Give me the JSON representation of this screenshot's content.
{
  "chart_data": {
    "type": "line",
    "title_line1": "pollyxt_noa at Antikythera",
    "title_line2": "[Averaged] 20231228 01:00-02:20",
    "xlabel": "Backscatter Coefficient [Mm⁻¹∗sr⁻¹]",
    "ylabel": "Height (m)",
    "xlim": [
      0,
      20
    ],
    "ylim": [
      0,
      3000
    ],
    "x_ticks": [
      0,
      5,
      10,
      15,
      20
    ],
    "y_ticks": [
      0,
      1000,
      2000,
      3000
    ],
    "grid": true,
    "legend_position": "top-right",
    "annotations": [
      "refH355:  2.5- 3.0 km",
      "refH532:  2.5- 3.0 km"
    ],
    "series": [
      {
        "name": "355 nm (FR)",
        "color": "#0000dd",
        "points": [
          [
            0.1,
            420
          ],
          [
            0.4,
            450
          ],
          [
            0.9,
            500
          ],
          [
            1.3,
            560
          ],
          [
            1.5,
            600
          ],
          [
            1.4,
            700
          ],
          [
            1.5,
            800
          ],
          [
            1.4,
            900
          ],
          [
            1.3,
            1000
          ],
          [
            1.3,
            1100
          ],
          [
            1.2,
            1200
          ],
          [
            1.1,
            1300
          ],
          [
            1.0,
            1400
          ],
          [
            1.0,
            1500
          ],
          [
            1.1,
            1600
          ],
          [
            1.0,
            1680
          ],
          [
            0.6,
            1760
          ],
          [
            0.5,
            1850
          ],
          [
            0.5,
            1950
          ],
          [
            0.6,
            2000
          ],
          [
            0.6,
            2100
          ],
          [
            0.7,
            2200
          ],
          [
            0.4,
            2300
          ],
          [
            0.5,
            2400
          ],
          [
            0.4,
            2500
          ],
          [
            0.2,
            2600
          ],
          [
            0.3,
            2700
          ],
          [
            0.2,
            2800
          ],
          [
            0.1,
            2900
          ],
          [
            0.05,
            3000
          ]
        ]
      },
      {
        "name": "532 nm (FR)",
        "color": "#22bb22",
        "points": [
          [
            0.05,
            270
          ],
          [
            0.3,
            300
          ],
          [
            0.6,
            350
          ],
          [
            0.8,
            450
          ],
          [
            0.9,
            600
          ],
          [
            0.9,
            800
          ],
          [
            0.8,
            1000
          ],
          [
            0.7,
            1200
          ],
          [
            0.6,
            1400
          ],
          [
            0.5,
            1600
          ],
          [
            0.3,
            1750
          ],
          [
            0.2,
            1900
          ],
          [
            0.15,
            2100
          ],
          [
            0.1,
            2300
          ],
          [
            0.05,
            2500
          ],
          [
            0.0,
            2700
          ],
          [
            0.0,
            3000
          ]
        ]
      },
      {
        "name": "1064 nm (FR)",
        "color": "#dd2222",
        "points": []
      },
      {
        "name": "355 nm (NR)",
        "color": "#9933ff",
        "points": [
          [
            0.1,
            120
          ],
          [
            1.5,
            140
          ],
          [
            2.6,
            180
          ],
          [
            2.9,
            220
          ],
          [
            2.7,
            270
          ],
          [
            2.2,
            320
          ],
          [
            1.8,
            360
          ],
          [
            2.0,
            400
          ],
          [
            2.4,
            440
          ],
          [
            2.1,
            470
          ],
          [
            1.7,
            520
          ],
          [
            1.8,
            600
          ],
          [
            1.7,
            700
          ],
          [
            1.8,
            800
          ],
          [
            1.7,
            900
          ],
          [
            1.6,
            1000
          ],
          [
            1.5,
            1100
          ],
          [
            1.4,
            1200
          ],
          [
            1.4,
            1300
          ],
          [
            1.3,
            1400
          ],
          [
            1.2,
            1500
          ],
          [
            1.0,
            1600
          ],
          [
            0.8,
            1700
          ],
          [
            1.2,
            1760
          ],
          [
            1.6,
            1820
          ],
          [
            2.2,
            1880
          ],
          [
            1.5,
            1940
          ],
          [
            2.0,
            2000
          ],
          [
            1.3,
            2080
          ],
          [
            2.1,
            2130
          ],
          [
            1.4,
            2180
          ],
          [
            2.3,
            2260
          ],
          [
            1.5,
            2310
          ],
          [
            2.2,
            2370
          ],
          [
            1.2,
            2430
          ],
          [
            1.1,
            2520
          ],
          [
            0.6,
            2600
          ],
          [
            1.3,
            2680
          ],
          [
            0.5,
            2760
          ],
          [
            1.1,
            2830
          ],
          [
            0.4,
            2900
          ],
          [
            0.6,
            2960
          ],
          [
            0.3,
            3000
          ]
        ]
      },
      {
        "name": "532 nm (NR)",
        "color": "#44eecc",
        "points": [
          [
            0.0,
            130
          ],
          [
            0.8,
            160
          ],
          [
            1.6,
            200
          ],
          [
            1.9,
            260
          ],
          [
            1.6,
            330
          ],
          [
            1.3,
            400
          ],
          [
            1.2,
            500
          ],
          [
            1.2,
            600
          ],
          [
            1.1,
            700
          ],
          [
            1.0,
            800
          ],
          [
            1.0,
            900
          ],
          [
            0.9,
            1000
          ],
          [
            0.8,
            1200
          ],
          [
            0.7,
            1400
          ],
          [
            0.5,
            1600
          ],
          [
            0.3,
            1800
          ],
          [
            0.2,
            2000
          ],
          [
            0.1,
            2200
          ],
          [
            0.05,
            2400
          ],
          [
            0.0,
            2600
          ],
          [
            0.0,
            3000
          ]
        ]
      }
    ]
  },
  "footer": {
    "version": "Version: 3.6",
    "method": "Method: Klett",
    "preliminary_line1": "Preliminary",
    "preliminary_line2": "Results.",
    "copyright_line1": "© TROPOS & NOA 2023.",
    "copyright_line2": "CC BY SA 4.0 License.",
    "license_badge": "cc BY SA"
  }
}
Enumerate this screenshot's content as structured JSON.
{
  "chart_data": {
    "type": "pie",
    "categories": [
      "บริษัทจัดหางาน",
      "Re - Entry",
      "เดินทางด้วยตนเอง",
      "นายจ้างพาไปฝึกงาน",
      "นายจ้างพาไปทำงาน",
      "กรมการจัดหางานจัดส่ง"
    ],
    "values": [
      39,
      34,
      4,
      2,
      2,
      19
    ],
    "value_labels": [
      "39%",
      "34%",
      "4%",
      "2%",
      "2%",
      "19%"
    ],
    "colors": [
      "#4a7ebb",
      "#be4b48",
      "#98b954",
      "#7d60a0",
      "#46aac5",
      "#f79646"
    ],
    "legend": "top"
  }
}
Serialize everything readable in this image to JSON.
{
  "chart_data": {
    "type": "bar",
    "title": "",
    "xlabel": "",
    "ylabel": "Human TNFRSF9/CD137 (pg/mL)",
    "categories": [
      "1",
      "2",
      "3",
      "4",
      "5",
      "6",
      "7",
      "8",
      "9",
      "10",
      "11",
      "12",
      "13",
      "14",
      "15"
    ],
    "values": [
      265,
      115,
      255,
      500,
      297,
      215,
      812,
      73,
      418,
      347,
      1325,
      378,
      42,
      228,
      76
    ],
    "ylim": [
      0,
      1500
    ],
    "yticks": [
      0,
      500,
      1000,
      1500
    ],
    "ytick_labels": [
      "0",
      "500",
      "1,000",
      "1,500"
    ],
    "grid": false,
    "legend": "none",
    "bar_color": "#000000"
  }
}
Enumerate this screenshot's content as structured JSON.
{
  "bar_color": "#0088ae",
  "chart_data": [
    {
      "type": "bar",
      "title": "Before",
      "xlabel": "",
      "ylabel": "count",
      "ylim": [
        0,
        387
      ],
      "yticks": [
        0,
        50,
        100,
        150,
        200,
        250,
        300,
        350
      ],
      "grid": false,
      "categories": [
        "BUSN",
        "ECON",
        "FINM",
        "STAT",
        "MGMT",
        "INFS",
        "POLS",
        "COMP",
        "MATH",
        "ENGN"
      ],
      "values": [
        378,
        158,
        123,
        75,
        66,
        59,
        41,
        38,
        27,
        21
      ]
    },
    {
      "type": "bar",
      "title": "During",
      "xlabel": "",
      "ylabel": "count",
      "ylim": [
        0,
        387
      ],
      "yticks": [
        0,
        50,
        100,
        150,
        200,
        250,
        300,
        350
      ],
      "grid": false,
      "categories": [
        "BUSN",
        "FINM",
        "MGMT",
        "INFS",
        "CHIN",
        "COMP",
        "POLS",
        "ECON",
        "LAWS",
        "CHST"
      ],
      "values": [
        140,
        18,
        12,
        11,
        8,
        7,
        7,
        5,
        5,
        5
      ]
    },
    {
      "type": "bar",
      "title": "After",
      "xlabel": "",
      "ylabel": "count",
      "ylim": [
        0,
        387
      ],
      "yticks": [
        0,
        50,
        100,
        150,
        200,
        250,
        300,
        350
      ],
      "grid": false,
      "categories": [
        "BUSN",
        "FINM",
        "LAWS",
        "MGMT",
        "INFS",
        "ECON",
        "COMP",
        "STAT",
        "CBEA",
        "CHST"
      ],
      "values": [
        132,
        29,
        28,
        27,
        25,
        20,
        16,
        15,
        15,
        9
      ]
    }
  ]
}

□ □ □

SHORT TASK -> For each line of the listing that holds the word "this", show that line.

SOLUTION ->
Give me the JSON representation of this screenshot's content.
Enumerate this screenshot's content as structured JSON.
Serialize everything readable in this image to JSON.
Enumerate this screenshot's content as structured JSON.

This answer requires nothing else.